Directions: Copy every line, leaving nothing out and adding nothing.

Listing:
————

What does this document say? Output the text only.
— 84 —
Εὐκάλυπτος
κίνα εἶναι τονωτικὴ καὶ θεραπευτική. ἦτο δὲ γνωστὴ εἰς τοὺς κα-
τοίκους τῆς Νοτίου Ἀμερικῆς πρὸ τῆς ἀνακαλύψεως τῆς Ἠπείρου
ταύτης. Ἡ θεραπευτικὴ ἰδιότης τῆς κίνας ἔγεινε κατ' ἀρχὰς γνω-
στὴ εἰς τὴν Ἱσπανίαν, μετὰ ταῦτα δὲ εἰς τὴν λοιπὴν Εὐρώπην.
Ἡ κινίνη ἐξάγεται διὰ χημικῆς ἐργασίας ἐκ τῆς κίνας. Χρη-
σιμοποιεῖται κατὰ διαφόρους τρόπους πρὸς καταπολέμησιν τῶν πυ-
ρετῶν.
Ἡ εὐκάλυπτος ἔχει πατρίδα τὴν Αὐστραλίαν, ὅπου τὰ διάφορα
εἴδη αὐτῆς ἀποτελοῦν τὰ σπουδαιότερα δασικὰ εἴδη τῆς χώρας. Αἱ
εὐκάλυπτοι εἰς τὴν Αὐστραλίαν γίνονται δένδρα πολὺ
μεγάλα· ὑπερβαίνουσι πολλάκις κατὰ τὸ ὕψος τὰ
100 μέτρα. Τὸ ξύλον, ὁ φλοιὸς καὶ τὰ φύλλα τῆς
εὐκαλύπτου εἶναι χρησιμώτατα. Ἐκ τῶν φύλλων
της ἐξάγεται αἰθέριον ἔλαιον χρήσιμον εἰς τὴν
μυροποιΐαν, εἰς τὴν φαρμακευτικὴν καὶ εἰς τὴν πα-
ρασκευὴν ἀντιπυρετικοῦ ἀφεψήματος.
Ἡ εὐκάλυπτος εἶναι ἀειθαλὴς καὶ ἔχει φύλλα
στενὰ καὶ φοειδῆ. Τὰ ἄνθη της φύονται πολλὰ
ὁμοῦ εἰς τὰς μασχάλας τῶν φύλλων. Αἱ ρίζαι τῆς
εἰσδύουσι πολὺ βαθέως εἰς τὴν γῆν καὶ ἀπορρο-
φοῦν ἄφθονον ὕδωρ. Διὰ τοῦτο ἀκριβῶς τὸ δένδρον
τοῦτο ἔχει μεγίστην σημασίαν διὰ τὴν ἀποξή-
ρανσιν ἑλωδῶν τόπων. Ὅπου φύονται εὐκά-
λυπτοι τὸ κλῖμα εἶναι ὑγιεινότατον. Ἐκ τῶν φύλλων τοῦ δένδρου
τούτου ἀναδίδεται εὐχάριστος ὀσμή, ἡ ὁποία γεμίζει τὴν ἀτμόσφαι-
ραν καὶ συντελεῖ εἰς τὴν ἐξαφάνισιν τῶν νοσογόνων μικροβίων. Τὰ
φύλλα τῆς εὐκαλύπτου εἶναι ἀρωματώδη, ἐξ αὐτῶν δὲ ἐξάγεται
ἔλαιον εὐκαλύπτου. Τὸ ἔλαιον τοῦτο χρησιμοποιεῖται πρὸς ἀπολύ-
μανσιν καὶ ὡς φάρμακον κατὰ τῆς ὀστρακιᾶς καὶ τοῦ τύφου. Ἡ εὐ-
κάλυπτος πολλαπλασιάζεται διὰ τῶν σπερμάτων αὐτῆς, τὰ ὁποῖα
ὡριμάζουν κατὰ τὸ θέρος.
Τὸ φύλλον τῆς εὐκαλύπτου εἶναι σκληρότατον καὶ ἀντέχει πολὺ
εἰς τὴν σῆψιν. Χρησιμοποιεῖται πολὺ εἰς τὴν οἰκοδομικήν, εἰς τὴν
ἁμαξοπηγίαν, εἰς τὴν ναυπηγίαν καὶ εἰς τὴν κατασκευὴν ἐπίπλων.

————

Exercise output:
What does this document say? Output the text only.
— 84 —
Εὐκάλυπτος
κίνα εἶναι τονωτικὴ καὶ θεραπευτική. ἦτο δὲ γνωστὴ εἰς τοὺς κα-
τοίκους τῆς Νοτίου Ἀμερικῆς πρὸ τῆς ἀνακαλύψεως τῆς Ἠπείρου
ταύτης. Ἡ θεραπευτικὴ ἰδιότης τῆς κίνας ἔγεινε κατ' ἀρχὰς γνω-
στὴ εἰς τὴν Ἱσπανίαν, μετὰ ταῦτα δὲ εἰς τὴν λοιπὴν Εὐρώπην.
Ἡ κινίνη ἐξάγεται διὰ χημικῆς ἐργασίας ἐκ τῆς κίνας. Χρη-
σιμοποιεῖται κατὰ διαφόρους τρόπους πρὸς καταπολέμησιν τῶν πυ-
ρετῶν.
Ἡ εὐκάλυπτος ἔχει πατρίδα τὴν Αὐστραλίαν, ὅπου τὰ διάφορα
εἴδη αὐτῆς ἀποτελοῦν τὰ σπουδαιότερα δασικὰ εἴδη τῆς χώρας. Αἱ
εὐκάλυπτοι εἰς τὴν Αὐστραλίαν γίνονται δένδρα πολὺ
μεγάλα· ὑπερβαίνουσι πολλάκις κατὰ τὸ ὕψος τὰ
100 μέτρα. Τὸ ξύλον, ὁ φλοιὸς καὶ τὰ φύλλα τῆς
εὐκαλύπτου εἶναι χρησιμώτατα. Ἐκ τῶν φύλλων
της ἐξάγεται αἰθέριον ἔλαιον χρήσιμον εἰς τὴν
μυροποιΐαν, εἰς τὴν φαρμακευτικὴν καὶ εἰς τὴν πα-
ρασκευὴν ἀντιπυρετικοῦ ἀφεψήματος.
Ἡ εὐκάλυπτος εἶναι ἀειθαλὴς καὶ ἔχει φύλλα
στενὰ καὶ φοειδῆ. Τὰ ἄνθη της φύονται πολλὰ
ὁμοῦ εἰς τὰς μασχάλας τῶν φύλλων. Αἱ ρίζαι τῆς
εἰσδύουσι πολὺ βαθέως εἰς τὴν γῆν καὶ ἀπορρο-
φοῦν ἄφθονον ὕδωρ. Διὰ τοῦτο ἀκριβῶς τὸ δένδρον
τοῦτο ἔχει μεγίστην σημασίαν διὰ τὴν ἀποξή-
ρανσιν ἑλωδῶν τόπων. Ὅπου φύονται εὐκά-
λυπτοι τὸ κλῖμα εἶναι ὑγιεινότατον. Ἐκ τῶν φύλλων τοῦ δένδρου
τούτου ἀναδίδεται εὐχάριστος ὀσμή, ἡ ὁποία γεμίζει τὴν ἀτμόσφαι-
ραν καὶ συντελεῖ εἰς τὴν ἐξαφάνισιν τῶν νοσογόνων μικροβίων. Τὰ
φύλλα τῆς εὐκαλύπτου εἶναι ἀρωματώδη, ἐξ αὐτῶν δὲ ἐξάγεται
ἔλαιον εὐκαλύπτου. Τὸ ἔλαιον τοῦτο χρησιμοποιεῖται πρὸς ἀπολύ-
μανσιν καὶ ὡς φάρμακον κατὰ τῆς ὀστρακιᾶς καὶ τοῦ τύφου. Ἡ εὐ-
κάλυπτος πολλαπλασιάζεται διὰ τῶν σπερμάτων αὐτῆς, τὰ ὁποῖα
ὡριμάζουν κατὰ τὸ θέρος.
Τὸ φύλλον τῆς εὐκαλύπτου εἶναι σκληρότατον καὶ ἀντέχει πολὺ
εἰς τὴν σῆψιν. Χρησιμοποιεῖται πολὺ εἰς τὴν οἰκοδομικήν, εἰς τὴν
ἁμαξοπηγίαν, εἰς τὴν ναυπηγίαν καὶ εἰς τὴν κατασκευὴν ἐπίπλων.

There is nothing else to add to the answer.